Exercise: Pictures in the data below are not part of the copy; transcribe everything else exactly.

(Figure record extracts)
## begin
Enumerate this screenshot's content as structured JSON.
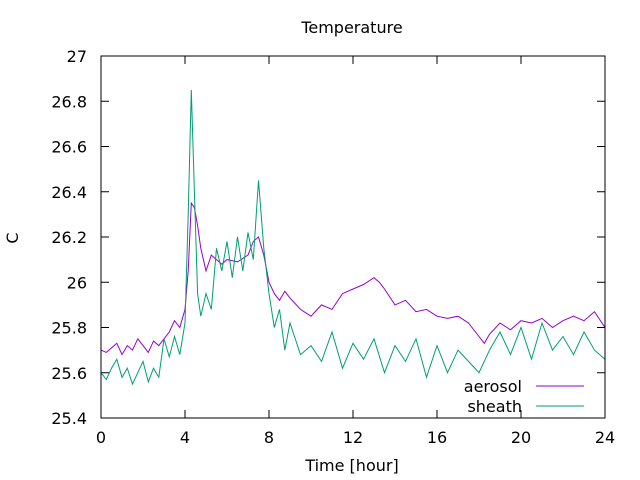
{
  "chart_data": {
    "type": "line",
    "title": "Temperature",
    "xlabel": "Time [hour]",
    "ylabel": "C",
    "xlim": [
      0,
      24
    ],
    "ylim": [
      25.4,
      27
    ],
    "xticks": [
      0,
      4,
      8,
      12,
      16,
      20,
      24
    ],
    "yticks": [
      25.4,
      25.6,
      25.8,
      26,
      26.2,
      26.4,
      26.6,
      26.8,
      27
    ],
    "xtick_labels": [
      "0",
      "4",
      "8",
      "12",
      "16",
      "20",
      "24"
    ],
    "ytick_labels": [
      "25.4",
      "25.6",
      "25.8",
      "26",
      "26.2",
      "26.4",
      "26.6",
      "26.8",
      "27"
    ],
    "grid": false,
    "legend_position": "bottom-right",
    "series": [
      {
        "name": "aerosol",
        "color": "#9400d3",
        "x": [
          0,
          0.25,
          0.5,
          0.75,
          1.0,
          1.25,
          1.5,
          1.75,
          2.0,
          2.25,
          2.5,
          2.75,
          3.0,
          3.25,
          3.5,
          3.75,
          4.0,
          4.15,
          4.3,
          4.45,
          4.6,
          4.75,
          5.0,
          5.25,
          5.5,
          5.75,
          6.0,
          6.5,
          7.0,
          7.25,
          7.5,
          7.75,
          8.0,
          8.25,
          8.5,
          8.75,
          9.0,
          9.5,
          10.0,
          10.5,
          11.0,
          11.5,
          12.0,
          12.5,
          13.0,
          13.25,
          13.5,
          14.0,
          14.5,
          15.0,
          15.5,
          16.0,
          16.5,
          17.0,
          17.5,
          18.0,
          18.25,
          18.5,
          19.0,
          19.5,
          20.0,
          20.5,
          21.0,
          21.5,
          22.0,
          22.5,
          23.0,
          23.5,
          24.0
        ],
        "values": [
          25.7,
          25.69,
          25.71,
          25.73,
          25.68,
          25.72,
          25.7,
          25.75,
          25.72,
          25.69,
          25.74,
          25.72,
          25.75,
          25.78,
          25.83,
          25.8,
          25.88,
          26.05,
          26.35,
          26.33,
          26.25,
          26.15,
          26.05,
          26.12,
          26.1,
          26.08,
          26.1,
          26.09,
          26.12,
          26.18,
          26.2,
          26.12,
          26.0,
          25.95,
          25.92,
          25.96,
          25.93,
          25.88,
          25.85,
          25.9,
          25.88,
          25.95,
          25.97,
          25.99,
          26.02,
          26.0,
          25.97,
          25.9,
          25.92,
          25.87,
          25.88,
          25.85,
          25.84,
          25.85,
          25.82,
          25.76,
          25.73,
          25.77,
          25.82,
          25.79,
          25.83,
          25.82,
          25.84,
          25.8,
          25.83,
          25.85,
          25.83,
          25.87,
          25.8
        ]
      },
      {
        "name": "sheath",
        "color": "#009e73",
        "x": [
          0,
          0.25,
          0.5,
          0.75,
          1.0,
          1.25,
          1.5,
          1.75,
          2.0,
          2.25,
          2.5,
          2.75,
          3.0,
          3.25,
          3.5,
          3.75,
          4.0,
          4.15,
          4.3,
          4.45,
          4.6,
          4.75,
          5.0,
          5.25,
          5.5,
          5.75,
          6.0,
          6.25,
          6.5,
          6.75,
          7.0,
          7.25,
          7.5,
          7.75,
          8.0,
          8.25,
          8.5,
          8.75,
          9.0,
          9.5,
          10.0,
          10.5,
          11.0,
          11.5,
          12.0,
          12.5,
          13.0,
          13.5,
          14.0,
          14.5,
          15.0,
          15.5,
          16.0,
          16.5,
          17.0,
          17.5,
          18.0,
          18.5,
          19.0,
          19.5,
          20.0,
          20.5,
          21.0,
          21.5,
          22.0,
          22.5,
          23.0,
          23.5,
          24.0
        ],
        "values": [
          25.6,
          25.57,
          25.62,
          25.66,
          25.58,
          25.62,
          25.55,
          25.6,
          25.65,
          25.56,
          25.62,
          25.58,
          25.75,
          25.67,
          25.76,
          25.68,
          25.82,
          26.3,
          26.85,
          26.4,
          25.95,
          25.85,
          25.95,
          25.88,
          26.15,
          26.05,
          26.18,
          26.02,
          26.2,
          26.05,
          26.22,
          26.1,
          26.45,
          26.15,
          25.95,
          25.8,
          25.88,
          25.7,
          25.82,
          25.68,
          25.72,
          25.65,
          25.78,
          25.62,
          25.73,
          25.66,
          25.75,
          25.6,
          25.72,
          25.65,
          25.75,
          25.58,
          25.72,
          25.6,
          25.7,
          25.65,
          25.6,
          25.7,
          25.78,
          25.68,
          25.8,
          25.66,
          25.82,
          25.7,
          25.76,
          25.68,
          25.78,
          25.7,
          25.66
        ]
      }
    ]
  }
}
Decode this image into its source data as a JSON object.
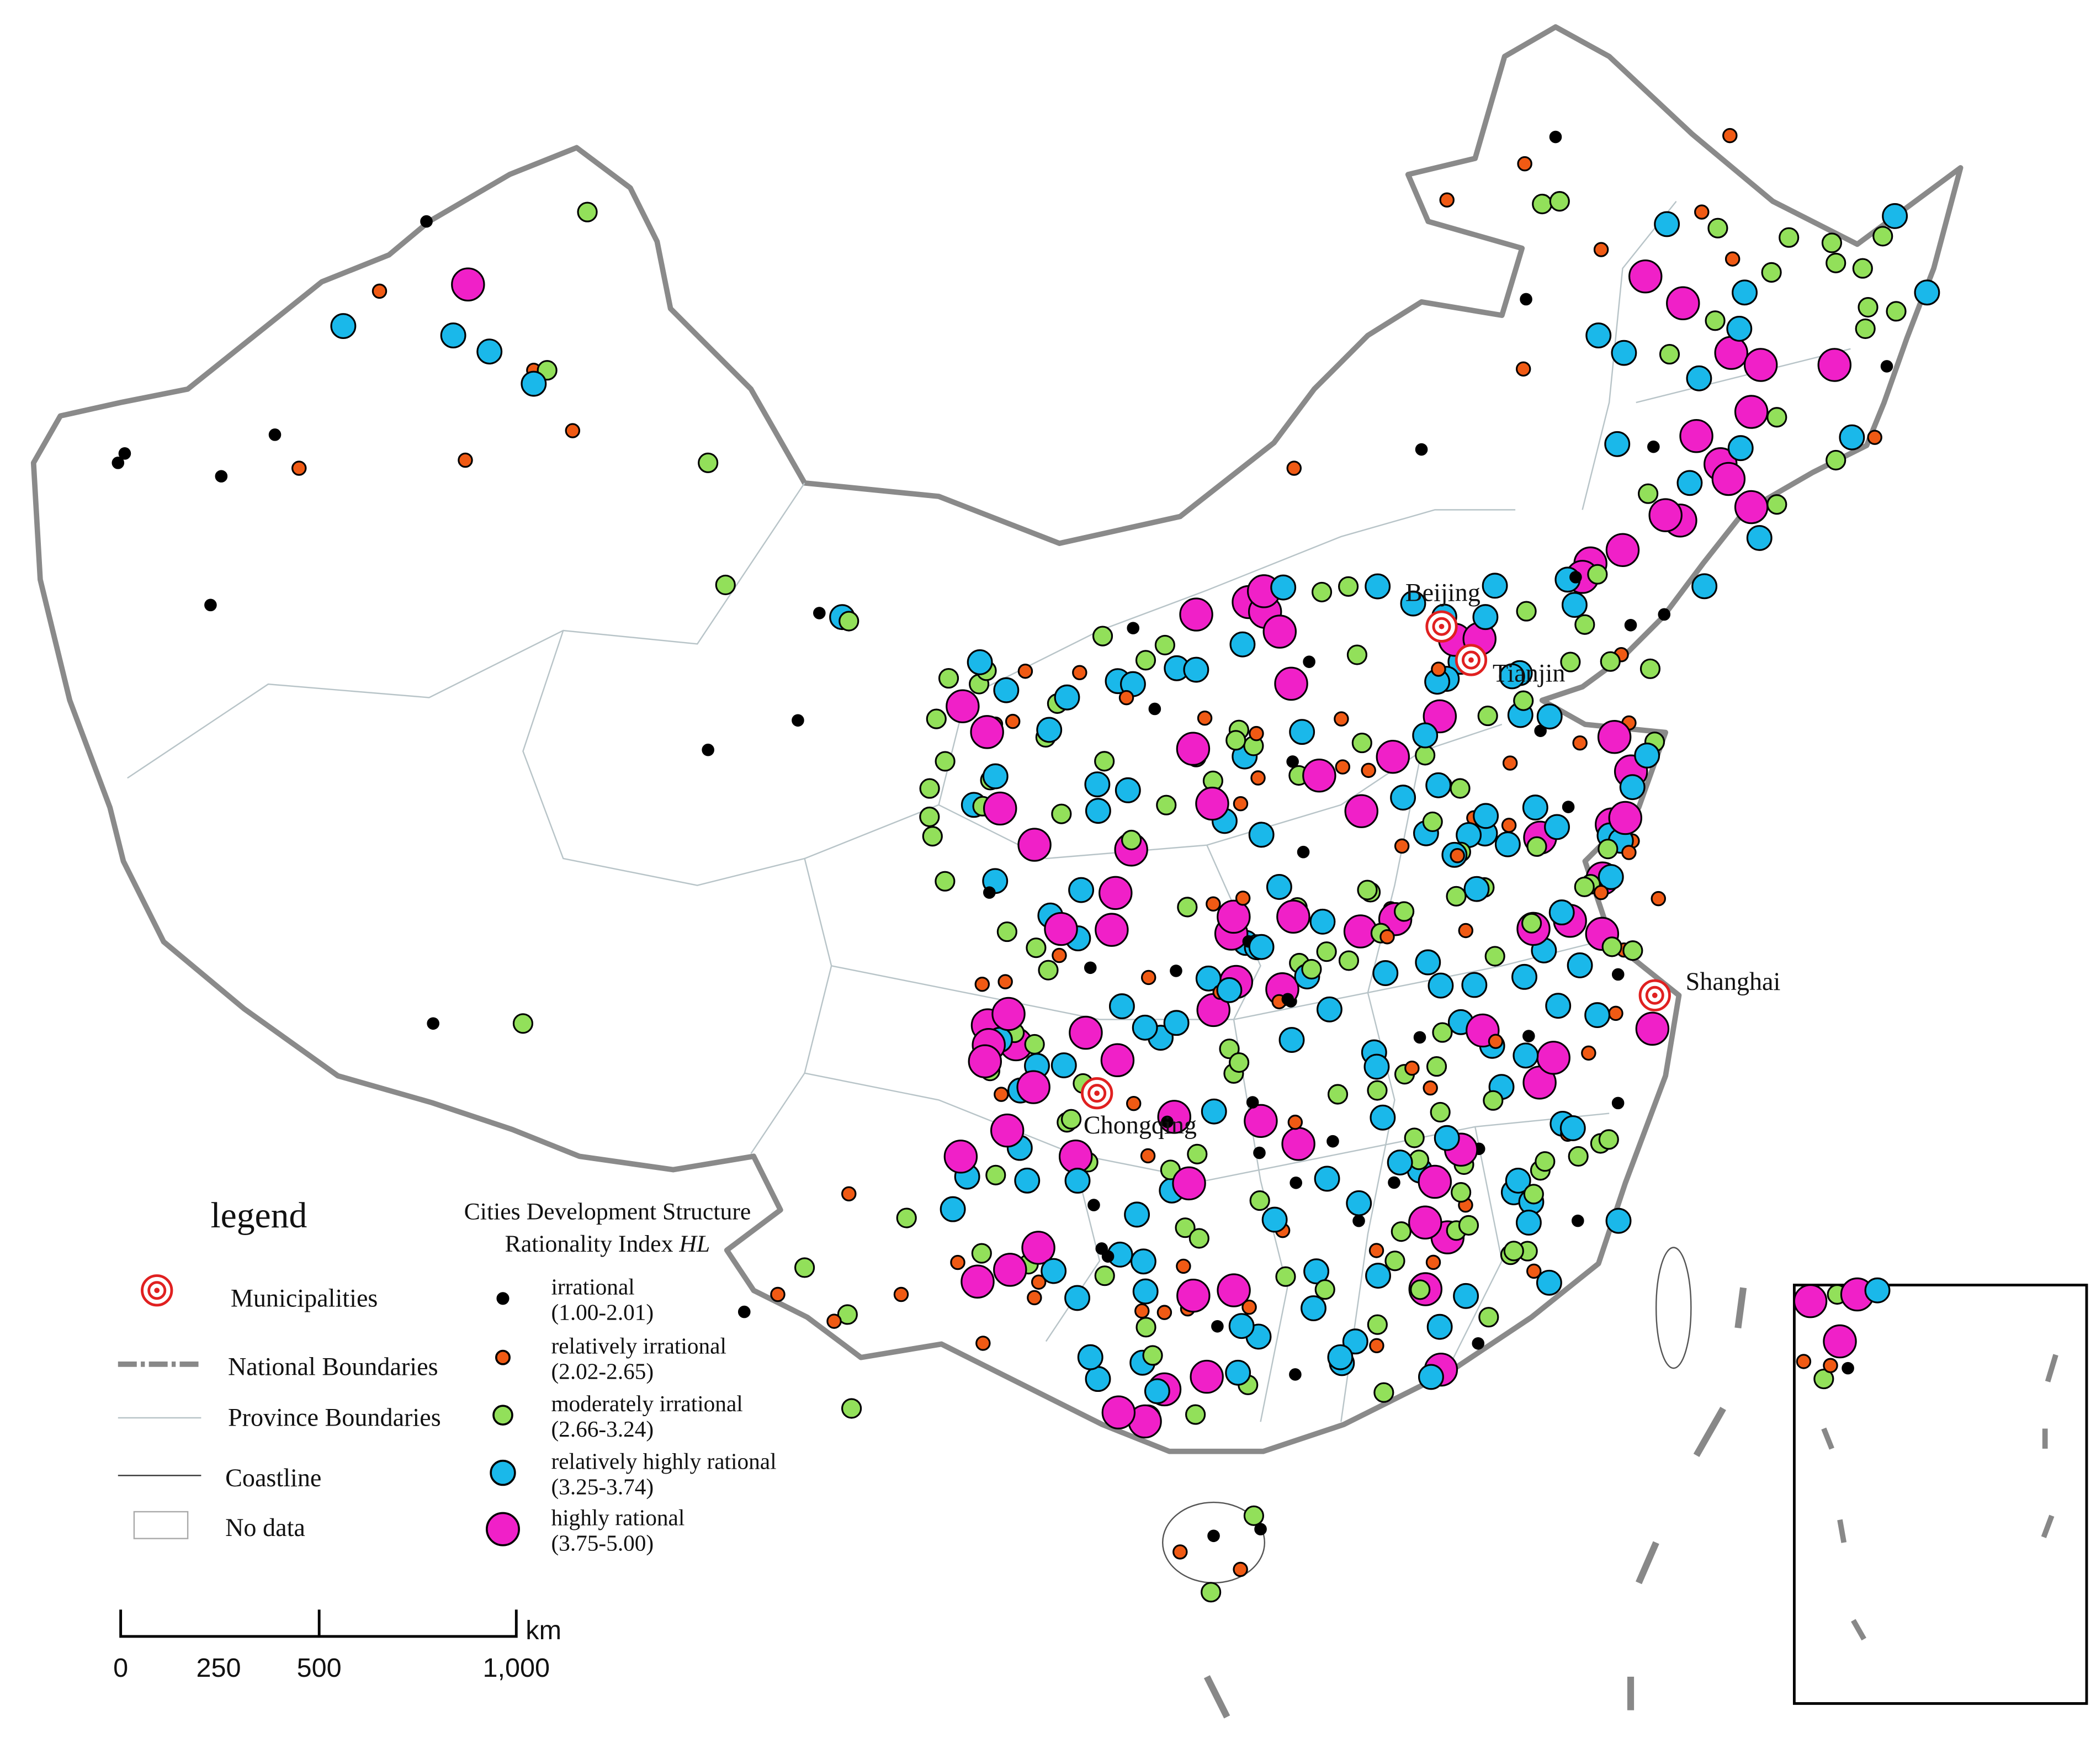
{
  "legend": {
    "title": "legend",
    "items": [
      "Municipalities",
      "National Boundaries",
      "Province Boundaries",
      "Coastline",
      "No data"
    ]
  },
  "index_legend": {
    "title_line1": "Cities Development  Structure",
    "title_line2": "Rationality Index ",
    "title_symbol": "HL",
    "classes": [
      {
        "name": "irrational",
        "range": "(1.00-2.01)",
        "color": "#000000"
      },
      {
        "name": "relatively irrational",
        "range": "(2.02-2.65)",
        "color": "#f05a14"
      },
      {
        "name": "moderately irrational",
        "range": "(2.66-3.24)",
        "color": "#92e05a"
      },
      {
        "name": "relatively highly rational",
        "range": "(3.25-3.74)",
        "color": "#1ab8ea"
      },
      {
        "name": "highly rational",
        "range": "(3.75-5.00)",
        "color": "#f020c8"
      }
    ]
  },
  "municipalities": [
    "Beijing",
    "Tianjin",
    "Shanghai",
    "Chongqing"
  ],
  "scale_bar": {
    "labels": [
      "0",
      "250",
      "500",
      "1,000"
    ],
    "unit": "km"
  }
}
## end
Solution to this problem:
Enumerate this screenshot's content as structured JSON.
{
  "chart_data": {
    "type": "line",
    "title": "Temperature",
    "xlabel": "Time [hour]",
    "ylabel": "C",
    "xlim": [
      0,
      24
    ],
    "ylim": [
      25.4,
      27
    ],
    "xticks": [
      0,
      4,
      8,
      12,
      16,
      20,
      24
    ],
    "yticks": [
      25.4,
      25.6,
      25.8,
      26,
      26.2,
      26.4,
      26.6,
      26.8,
      27
    ],
    "xtick_labels": [
      "0",
      "4",
      "8",
      "12",
      "16",
      "20",
      "24"
    ],
    "ytick_labels": [
      "25.4",
      "25.6",
      "25.8",
      "26",
      "26.2",
      "26.4",
      "26.6",
      "26.8",
      "27"
    ],
    "grid": false,
    "legend_position": "bottom-right",
    "series": [
      {
        "name": "aerosol",
        "color": "#9400d3",
        "x": [
          0,
          0.25,
          0.5,
          0.75,
          1.0,
          1.25,
          1.5,
          1.75,
          2.0,
          2.25,
          2.5,
          2.75,
          3.0,
          3.25,
          3.5,
          3.75,
          4.0,
          4.15,
          4.3,
          4.45,
          4.6,
          4.75,
          5.0,
          5.25,
          5.5,
          5.75,
          6.0,
          6.5,
          7.0,
          7.25,
          7.5,
          7.75,
          8.0,
          8.25,
          8.5,
          8.75,
          9.0,
          9.5,
          10.0,
          10.5,
          11.0,
          11.5,
          12.0,
          12.5,
          13.0,
          13.25,
          13.5,
          14.0,
          14.5,
          15.0,
          15.5,
          16.0,
          16.5,
          17.0,
          17.5,
          18.0,
          18.25,
          18.5,
          19.0,
          19.5,
          20.0,
          20.5,
          21.0,
          21.5,
          22.0,
          22.5,
          23.0,
          23.5,
          24.0
        ],
        "values": [
          25.7,
          25.69,
          25.71,
          25.73,
          25.68,
          25.72,
          25.7,
          25.75,
          25.72,
          25.69,
          25.74,
          25.72,
          25.75,
          25.78,
          25.83,
          25.8,
          25.88,
          26.05,
          26.35,
          26.33,
          26.25,
          26.15,
          26.05,
          26.12,
          26.1,
          26.08,
          26.1,
          26.09,
          26.12,
          26.18,
          26.2,
          26.12,
          26.0,
          25.95,
          25.92,
          25.96,
          25.93,
          25.88,
          25.85,
          25.9,
          25.88,
          25.95,
          25.97,
          25.99,
          26.02,
          26.0,
          25.97,
          25.9,
          25.92,
          25.87,
          25.88,
          25.85,
          25.84,
          25.85,
          25.82,
          25.76,
          25.73,
          25.77,
          25.82,
          25.79,
          25.83,
          25.82,
          25.84,
          25.8,
          25.83,
          25.85,
          25.83,
          25.87,
          25.8
        ]
      },
      {
        "name": "sheath",
        "color": "#009e73",
        "x": [
          0,
          0.25,
          0.5,
          0.75,
          1.0,
          1.25,
          1.5,
          1.75,
          2.0,
          2.25,
          2.5,
          2.75,
          3.0,
          3.25,
          3.5,
          3.75,
          4.0,
          4.15,
          4.3,
          4.45,
          4.6,
          4.75,
          5.0,
          5.25,
          5.5,
          5.75,
          6.0,
          6.25,
          6.5,
          6.75,
          7.0,
          7.25,
          7.5,
          7.75,
          8.0,
          8.25,
          8.5,
          8.75,
          9.0,
          9.5,
          10.0,
          10.5,
          11.0,
          11.5,
          12.0,
          12.5,
          13.0,
          13.5,
          14.0,
          14.5,
          15.0,
          15.5,
          16.0,
          16.5,
          17.0,
          17.5,
          18.0,
          18.5,
          19.0,
          19.5,
          20.0,
          20.5,
          21.0,
          21.5,
          22.0,
          22.5,
          23.0,
          23.5,
          24.0
        ],
        "values": [
          25.6,
          25.57,
          25.62,
          25.66,
          25.58,
          25.62,
          25.55,
          25.6,
          25.65,
          25.56,
          25.62,
          25.58,
          25.75,
          25.67,
          25.76,
          25.68,
          25.82,
          26.3,
          26.85,
          26.4,
          25.95,
          25.85,
          25.95,
          25.88,
          26.15,
          26.05,
          26.18,
          26.02,
          26.2,
          26.05,
          26.22,
          26.1,
          26.45,
          26.15,
          25.95,
          25.8,
          25.88,
          25.7,
          25.82,
          25.68,
          25.72,
          25.65,
          25.78,
          25.62,
          25.73,
          25.66,
          25.75,
          25.6,
          25.72,
          25.65,
          25.75,
          25.58,
          25.72,
          25.6,
          25.7,
          25.65,
          25.6,
          25.7,
          25.78,
          25.68,
          25.8,
          25.66,
          25.82,
          25.7,
          25.76,
          25.68,
          25.78,
          25.7,
          25.66
        ]
      }
    ]
  }
}
Decode this image into its source data as a JSON object.
{
  "legend": {
    "title": "legend",
    "items": [
      "Municipalities",
      "National Boundaries",
      "Province Boundaries",
      "Coastline",
      "No data"
    ]
  },
  "index_legend": {
    "title_line1": "Cities Development  Structure",
    "title_line2": "Rationality Index ",
    "title_symbol": "HL",
    "classes": [
      {
        "name": "irrational",
        "range": "(1.00-2.01)",
        "color": "#000000"
      },
      {
        "name": "relatively irrational",
        "range": "(2.02-2.65)",
        "color": "#f05a14"
      },
      {
        "name": "moderately irrational",
        "range": "(2.66-3.24)",
        "color": "#92e05a"
      },
      {
        "name": "relatively highly rational",
        "range": "(3.25-3.74)",
        "color": "#1ab8ea"
      },
      {
        "name": "highly rational",
        "range": "(3.75-5.00)",
        "color": "#f020c8"
      }
    ]
  },
  "municipalities": [
    "Beijing",
    "Tianjin",
    "Shanghai",
    "Chongqing"
  ],
  "scale_bar": {
    "labels": [
      "0",
      "250",
      "500",
      "1,000"
    ],
    "unit": "km"
  }
}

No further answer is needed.